>> Start
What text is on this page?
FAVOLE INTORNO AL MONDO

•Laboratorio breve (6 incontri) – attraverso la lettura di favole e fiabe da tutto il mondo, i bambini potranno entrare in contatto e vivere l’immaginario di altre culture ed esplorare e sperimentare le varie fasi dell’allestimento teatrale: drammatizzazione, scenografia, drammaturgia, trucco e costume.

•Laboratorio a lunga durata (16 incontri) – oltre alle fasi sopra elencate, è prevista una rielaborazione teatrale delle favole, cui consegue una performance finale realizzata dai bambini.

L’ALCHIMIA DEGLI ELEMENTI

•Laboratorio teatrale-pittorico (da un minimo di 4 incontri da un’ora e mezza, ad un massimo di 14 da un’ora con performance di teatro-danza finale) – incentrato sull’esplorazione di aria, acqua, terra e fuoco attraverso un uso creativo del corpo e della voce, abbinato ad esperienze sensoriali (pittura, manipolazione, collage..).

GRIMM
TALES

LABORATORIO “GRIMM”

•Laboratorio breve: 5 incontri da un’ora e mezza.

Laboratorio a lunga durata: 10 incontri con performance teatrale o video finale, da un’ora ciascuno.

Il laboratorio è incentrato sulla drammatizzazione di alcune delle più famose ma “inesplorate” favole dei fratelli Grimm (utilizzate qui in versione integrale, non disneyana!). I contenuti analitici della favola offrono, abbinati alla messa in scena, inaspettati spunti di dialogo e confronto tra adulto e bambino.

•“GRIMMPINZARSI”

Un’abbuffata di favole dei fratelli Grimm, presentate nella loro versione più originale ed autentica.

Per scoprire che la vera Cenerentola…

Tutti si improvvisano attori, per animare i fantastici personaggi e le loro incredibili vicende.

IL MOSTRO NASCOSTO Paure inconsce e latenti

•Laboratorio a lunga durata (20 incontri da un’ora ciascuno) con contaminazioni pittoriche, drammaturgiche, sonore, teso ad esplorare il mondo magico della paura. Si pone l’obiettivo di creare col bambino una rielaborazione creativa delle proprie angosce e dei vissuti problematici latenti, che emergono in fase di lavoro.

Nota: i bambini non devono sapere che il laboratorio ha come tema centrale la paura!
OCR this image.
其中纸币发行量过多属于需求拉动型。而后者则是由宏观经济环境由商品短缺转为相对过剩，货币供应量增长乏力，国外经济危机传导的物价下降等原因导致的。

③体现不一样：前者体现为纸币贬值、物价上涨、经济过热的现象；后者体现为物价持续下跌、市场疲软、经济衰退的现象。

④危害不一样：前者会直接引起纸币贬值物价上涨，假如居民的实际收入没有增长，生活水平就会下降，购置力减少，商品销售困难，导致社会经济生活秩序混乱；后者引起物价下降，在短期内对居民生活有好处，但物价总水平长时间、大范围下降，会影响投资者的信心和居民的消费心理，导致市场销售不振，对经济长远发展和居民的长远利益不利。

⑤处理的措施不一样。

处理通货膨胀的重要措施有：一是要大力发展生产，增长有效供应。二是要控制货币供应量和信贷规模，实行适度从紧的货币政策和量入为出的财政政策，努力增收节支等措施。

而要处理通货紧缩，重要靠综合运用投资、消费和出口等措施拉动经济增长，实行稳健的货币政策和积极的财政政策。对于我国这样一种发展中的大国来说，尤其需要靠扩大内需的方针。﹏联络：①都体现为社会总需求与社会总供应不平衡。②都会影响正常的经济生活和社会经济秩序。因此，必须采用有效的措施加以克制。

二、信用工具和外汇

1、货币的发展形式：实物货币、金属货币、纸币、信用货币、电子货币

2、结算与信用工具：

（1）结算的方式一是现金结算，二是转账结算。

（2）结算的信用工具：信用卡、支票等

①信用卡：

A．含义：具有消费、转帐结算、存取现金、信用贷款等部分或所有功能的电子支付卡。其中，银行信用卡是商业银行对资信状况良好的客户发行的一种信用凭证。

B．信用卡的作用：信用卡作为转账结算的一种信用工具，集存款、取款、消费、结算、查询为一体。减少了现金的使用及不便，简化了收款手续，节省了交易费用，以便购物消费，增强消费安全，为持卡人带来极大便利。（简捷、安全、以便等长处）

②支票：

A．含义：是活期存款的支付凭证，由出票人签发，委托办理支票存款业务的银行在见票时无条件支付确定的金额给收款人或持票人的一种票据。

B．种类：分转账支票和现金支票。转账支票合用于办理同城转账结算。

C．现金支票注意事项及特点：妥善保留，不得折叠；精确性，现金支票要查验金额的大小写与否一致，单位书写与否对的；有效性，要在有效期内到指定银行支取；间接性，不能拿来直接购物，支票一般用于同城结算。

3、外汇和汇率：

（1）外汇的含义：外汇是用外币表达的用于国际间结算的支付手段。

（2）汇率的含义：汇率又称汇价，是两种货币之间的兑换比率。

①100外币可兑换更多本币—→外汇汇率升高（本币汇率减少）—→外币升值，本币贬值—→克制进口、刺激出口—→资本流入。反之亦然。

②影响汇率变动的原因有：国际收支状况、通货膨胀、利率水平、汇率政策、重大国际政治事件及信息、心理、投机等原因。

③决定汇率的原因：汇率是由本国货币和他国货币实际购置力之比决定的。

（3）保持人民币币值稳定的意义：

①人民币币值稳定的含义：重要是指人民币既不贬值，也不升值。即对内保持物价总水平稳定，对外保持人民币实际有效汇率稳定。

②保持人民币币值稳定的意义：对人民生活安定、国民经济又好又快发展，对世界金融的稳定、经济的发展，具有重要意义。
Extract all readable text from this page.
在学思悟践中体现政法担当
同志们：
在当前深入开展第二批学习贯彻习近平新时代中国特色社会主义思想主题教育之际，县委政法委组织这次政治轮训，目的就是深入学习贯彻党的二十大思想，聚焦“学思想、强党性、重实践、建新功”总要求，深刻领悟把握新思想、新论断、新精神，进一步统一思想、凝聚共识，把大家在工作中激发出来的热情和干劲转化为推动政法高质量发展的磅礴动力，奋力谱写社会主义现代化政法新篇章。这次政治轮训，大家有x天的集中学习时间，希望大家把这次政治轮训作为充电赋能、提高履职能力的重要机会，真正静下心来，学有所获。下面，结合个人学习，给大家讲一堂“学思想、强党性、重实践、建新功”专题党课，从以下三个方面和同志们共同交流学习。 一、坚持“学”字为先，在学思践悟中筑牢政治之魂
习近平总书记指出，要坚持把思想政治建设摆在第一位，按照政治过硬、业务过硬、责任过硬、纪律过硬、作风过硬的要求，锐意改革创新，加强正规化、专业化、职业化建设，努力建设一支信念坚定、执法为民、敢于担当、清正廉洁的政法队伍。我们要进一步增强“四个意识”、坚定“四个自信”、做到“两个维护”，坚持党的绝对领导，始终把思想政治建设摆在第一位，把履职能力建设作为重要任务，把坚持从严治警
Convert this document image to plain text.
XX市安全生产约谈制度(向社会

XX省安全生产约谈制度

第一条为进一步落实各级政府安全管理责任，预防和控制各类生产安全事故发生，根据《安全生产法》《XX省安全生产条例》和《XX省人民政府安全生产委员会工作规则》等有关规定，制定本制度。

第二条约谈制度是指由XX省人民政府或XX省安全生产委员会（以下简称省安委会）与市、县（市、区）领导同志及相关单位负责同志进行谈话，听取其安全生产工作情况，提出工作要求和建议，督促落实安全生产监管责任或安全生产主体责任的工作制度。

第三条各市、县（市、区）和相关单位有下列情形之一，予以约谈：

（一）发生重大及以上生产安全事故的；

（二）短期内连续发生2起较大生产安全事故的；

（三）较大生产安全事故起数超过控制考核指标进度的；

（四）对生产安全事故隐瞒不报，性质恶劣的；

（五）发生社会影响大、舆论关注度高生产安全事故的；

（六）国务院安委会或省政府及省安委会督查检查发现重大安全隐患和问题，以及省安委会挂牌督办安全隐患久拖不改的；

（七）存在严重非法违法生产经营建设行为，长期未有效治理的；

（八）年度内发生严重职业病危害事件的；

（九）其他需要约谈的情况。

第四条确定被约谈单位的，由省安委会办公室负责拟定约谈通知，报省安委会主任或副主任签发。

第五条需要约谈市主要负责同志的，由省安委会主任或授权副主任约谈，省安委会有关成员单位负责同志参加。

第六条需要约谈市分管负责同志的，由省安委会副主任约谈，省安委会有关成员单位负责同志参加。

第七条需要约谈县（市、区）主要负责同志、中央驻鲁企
>> End
▶ TO BE DONE: Your task is to pick out every line with the string "latenti" and copy it.

▶ ANSWER TO THIS EXERCISE:
IL MOSTRO NASCOSTO Paure inconsce e latenti
•Laboratorio a lunga durata (20 incontri da un’ora ciascuno) con contaminazioni pittoriche, drammaturgiche, sonore, teso ad esplorare il mondo magico della paura. Si pone l’obiettivo di creare col bambino una rielaborazione creativa delle proprie angosce e dei vissuti problematici latenti, che emergono in fase di lavoro.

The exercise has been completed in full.